# start of TASK INPUT
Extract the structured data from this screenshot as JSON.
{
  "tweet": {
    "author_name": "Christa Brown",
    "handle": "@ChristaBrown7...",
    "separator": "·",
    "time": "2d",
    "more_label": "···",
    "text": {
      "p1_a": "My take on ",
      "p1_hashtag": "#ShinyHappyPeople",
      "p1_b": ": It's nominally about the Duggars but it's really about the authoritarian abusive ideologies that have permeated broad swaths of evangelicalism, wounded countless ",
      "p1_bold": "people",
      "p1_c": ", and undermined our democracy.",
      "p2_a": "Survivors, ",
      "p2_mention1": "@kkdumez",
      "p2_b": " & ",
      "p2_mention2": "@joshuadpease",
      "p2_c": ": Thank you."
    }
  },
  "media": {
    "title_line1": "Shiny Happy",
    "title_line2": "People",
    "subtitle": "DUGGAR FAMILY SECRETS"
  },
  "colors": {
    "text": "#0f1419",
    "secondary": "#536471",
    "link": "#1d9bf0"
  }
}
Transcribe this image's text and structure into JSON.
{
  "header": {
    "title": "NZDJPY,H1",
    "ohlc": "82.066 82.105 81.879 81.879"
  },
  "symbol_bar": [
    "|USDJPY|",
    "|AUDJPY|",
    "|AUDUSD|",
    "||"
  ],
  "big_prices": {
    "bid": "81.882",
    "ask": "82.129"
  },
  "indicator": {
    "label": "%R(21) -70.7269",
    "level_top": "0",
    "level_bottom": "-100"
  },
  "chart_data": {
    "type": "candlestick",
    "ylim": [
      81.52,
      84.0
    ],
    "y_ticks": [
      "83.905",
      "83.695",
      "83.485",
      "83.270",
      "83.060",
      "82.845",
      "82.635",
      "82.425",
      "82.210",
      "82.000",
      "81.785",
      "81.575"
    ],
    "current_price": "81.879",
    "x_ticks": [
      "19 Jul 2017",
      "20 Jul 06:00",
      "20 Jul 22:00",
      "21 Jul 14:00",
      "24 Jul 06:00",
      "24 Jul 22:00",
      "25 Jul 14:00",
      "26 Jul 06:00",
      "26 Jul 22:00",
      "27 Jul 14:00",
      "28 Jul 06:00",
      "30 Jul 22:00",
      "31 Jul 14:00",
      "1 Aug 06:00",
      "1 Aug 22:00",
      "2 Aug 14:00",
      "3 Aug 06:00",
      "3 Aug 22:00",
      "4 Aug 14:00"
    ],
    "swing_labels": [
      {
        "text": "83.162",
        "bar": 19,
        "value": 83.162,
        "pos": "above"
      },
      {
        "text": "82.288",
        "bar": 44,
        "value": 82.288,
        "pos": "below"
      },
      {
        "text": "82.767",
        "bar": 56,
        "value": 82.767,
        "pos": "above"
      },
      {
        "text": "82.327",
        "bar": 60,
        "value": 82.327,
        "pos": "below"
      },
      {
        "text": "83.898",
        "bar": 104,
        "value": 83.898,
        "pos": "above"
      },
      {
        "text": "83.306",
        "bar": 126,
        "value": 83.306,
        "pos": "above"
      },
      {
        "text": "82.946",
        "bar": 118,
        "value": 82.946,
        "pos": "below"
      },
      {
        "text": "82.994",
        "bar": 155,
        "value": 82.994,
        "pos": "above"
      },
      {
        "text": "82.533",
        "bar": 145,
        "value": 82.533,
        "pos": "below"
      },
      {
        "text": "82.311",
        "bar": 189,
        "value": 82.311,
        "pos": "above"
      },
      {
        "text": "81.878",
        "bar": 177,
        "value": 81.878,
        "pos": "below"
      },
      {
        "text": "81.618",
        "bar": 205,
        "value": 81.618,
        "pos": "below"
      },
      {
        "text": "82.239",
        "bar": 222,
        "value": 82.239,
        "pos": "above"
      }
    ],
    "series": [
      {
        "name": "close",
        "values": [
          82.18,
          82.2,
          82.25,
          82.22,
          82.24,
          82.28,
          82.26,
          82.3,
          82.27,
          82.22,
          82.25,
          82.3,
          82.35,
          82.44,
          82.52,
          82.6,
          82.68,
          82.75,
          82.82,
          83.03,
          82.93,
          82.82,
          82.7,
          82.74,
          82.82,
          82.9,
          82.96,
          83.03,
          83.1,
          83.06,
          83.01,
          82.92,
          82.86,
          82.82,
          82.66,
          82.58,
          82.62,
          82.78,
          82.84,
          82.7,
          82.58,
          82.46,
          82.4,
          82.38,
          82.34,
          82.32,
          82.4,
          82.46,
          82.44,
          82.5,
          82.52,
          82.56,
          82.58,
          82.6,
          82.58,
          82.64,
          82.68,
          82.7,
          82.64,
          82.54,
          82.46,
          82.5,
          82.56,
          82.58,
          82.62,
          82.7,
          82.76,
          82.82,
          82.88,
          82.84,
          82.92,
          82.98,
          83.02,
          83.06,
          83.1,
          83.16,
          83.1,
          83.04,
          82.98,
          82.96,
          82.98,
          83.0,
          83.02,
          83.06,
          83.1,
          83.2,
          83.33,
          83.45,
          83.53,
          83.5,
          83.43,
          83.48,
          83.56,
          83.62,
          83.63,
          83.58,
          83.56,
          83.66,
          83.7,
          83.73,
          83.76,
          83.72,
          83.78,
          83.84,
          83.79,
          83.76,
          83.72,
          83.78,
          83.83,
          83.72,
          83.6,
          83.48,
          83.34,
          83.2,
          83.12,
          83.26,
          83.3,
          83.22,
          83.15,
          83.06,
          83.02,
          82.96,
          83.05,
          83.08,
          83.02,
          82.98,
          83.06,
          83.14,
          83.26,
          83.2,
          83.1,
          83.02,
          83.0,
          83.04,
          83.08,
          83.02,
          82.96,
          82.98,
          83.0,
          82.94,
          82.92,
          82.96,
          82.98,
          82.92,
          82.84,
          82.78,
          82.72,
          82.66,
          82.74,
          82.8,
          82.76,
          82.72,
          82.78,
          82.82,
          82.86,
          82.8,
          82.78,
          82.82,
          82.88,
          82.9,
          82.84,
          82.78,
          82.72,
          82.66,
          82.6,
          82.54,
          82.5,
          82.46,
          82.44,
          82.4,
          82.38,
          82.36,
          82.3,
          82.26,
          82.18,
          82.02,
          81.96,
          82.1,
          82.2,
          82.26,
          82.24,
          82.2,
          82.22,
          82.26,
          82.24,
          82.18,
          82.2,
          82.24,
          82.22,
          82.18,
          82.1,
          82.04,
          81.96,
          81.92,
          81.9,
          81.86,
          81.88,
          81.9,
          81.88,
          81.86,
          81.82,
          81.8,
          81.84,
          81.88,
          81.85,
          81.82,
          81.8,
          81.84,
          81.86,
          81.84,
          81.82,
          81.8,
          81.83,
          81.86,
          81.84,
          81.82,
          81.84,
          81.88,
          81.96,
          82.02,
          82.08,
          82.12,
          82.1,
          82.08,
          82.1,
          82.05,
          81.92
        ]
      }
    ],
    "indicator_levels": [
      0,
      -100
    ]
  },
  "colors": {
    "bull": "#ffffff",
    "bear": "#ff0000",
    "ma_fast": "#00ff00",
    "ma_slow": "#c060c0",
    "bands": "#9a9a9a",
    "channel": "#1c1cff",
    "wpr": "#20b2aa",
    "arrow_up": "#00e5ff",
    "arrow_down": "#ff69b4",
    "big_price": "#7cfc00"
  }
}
# end of TASK INPUT
EXERCISE DETAILS: All of the lines above need to be given again exactly.

EXPECTED ANSWER:
Extract the structured data from this screenshot as JSON.
{
  "tweet": {
    "author_name": "Christa Brown",
    "handle": "@ChristaBrown7...",
    "separator": "·",
    "time": "2d",
    "more_label": "···",
    "text": {
      "p1_a": "My take on ",
      "p1_hashtag": "#ShinyHappyPeople",
      "p1_b": ": It's nominally about the Duggars but it's really about the authoritarian abusive ideologies that have permeated broad swaths of evangelicalism, wounded countless ",
      "p1_bold": "people",
      "p1_c": ", and undermined our democracy.",
      "p2_a": "Survivors, ",
      "p2_mention1": "@kkdumez",
      "p2_b": " & ",
      "p2_mention2": "@joshuadpease",
      "p2_c": ": Thank you."
    }
  },
  "media": {
    "title_line1": "Shiny Happy",
    "title_line2": "People",
    "subtitle": "DUGGAR FAMILY SECRETS"
  },
  "colors": {
    "text": "#0f1419",
    "secondary": "#536471",
    "link": "#1d9bf0"
  }
}
Transcribe this image's text and structure into JSON.
{
  "header": {
    "title": "NZDJPY,H1",
    "ohlc": "82.066 82.105 81.879 81.879"
  },
  "symbol_bar": [
    "|USDJPY|",
    "|AUDJPY|",
    "|AUDUSD|",
    "||"
  ],
  "big_prices": {
    "bid": "81.882",
    "ask": "82.129"
  },
  "indicator": {
    "label": "%R(21) -70.7269",
    "level_top": "0",
    "level_bottom": "-100"
  },
  "chart_data": {
    "type": "candlestick",
    "ylim": [
      81.52,
      84.0
    ],
    "y_ticks": [
      "83.905",
      "83.695",
      "83.485",
      "83.270",
      "83.060",
      "82.845",
      "82.635",
      "82.425",
      "82.210",
      "82.000",
      "81.785",
      "81.575"
    ],
    "current_price": "81.879",
    "x_ticks": [
      "19 Jul 2017",
      "20 Jul 06:00",
      "20 Jul 22:00",
      "21 Jul 14:00",
      "24 Jul 06:00",
      "24 Jul 22:00",
      "25 Jul 14:00",
      "26 Jul 06:00",
      "26 Jul 22:00",
      "27 Jul 14:00",
      "28 Jul 06:00",
      "30 Jul 22:00",
      "31 Jul 14:00",
      "1 Aug 06:00",
      "1 Aug 22:00",
      "2 Aug 14:00",
      "3 Aug 06:00",
      "3 Aug 22:00",
      "4 Aug 14:00"
    ],
    "swing_labels": [
      {
        "text": "83.162",
        "bar": 19,
        "value": 83.162,
        "pos": "above"
      },
      {
        "text": "82.288",
        "bar": 44,
        "value": 82.288,
        "pos": "below"
      },
      {
        "text": "82.767",
        "bar": 56,
        "value": 82.767,
        "pos": "above"
      },
      {
        "text": "82.327",
        "bar": 60,
        "value": 82.327,
        "pos": "below"
      },
      {
        "text": "83.898",
        "bar": 104,
        "value": 83.898,
        "pos": "above"
      },
      {
        "text": "83.306",
        "bar": 126,
        "value": 83.306,
        "pos": "above"
      },
      {
        "text": "82.946",
        "bar": 118,
        "value": 82.946,
        "pos": "below"
      },
      {
        "text": "82.994",
        "bar": 155,
        "value": 82.994,
        "pos": "above"
      },
      {
        "text": "82.533",
        "bar": 145,
        "value": 82.533,
        "pos": "below"
      },
      {
        "text": "82.311",
        "bar": 189,
        "value": 82.311,
        "pos": "above"
      },
      {
        "text": "81.878",
        "bar": 177,
        "value": 81.878,
        "pos": "below"
      },
      {
        "text": "81.618",
        "bar": 205,
        "value": 81.618,
        "pos": "below"
      },
      {
        "text": "82.239",
        "bar": 222,
        "value": 82.239,
        "pos": "above"
      }
    ],
    "series": [
      {
        "name": "close",
        "values": [
          82.18,
          82.2,
          82.25,
          82.22,
          82.24,
          82.28,
          82.26,
          82.3,
          82.27,
          82.22,
          82.25,
          82.3,
          82.35,
          82.44,
          82.52,
          82.6,
          82.68,
          82.75,
          82.82,
          83.03,
          82.93,
          82.82,
          82.7,
          82.74,
          82.82,
          82.9,
          82.96,
          83.03,
          83.1,
          83.06,
          83.01,
          82.92,
          82.86,
          82.82,
          82.66,
          82.58,
          82.62,
          82.78,
          82.84,
          82.7,
          82.58,
          82.46,
          82.4,
          82.38,
          82.34,
          82.32,
          82.4,
          82.46,
          82.44,
          82.5,
          82.52,
          82.56,
          82.58,
          82.6,
          82.58,
          82.64,
          82.68,
          82.7,
          82.64,
          82.54,
          82.46,
          82.5,
          82.56,
          82.58,
          82.62,
          82.7,
          82.76,
          82.82,
          82.88,
          82.84,
          82.92,
          82.98,
          83.02,
          83.06,
          83.1,
          83.16,
          83.1,
          83.04,
          82.98,
          82.96,
          82.98,
          83.0,
          83.02,
          83.06,
          83.1,
          83.2,
          83.33,
          83.45,
          83.53,
          83.5,
          83.43,
          83.48,
          83.56,
          83.62,
          83.63,
          83.58,
          83.56,
          83.66,
          83.7,
          83.73,
          83.76,
          83.72,
          83.78,
          83.84,
          83.79,
          83.76,
          83.72,
          83.78,
          83.83,
          83.72,
          83.6,
          83.48,
          83.34,
          83.2,
          83.12,
          83.26,
          83.3,
          83.22,
          83.15,
          83.06,
          83.02,
          82.96,
          83.05,
          83.08,
          83.02,
          82.98,
          83.06,
          83.14,
          83.26,
          83.2,
          83.1,
          83.02,
          83.0,
          83.04,
          83.08,
          83.02,
          82.96,
          82.98,
          83.0,
          82.94,
          82.92,
          82.96,
          82.98,
          82.92,
          82.84,
          82.78,
          82.72,
          82.66,
          82.74,
          82.8,
          82.76,
          82.72,
          82.78,
          82.82,
          82.86,
          82.8,
          82.78,
          82.82,
          82.88,
          82.9,
          82.84,
          82.78,
          82.72,
          82.66,
          82.6,
          82.54,
          82.5,
          82.46,
          82.44,
          82.4,
          82.38,
          82.36,
          82.3,
          82.26,
          82.18,
          82.02,
          81.96,
          82.1,
          82.2,
          82.26,
          82.24,
          82.2,
          82.22,
          82.26,
          82.24,
          82.18,
          82.2,
          82.24,
          82.22,
          82.18,
          82.1,
          82.04,
          81.96,
          81.92,
          81.9,
          81.86,
          81.88,
          81.9,
          81.88,
          81.86,
          81.82,
          81.8,
          81.84,
          81.88,
          81.85,
          81.82,
          81.8,
          81.84,
          81.86,
          81.84,
          81.82,
          81.8,
          81.83,
          81.86,
          81.84,
          81.82,
          81.84,
          81.88,
          81.96,
          82.02,
          82.08,
          82.12,
          82.1,
          82.08,
          82.1,
          82.05,
          81.92
        ]
      }
    ],
    "indicator_levels": [
      0,
      -100
    ]
  },
  "colors": {
    "bull": "#ffffff",
    "bear": "#ff0000",
    "ma_fast": "#00ff00",
    "ma_slow": "#c060c0",
    "bands": "#9a9a9a",
    "channel": "#1c1cff",
    "wpr": "#20b2aa",
    "arrow_up": "#00e5ff",
    "arrow_down": "#ff69b4",
    "big_price": "#7cfc00"
  }
}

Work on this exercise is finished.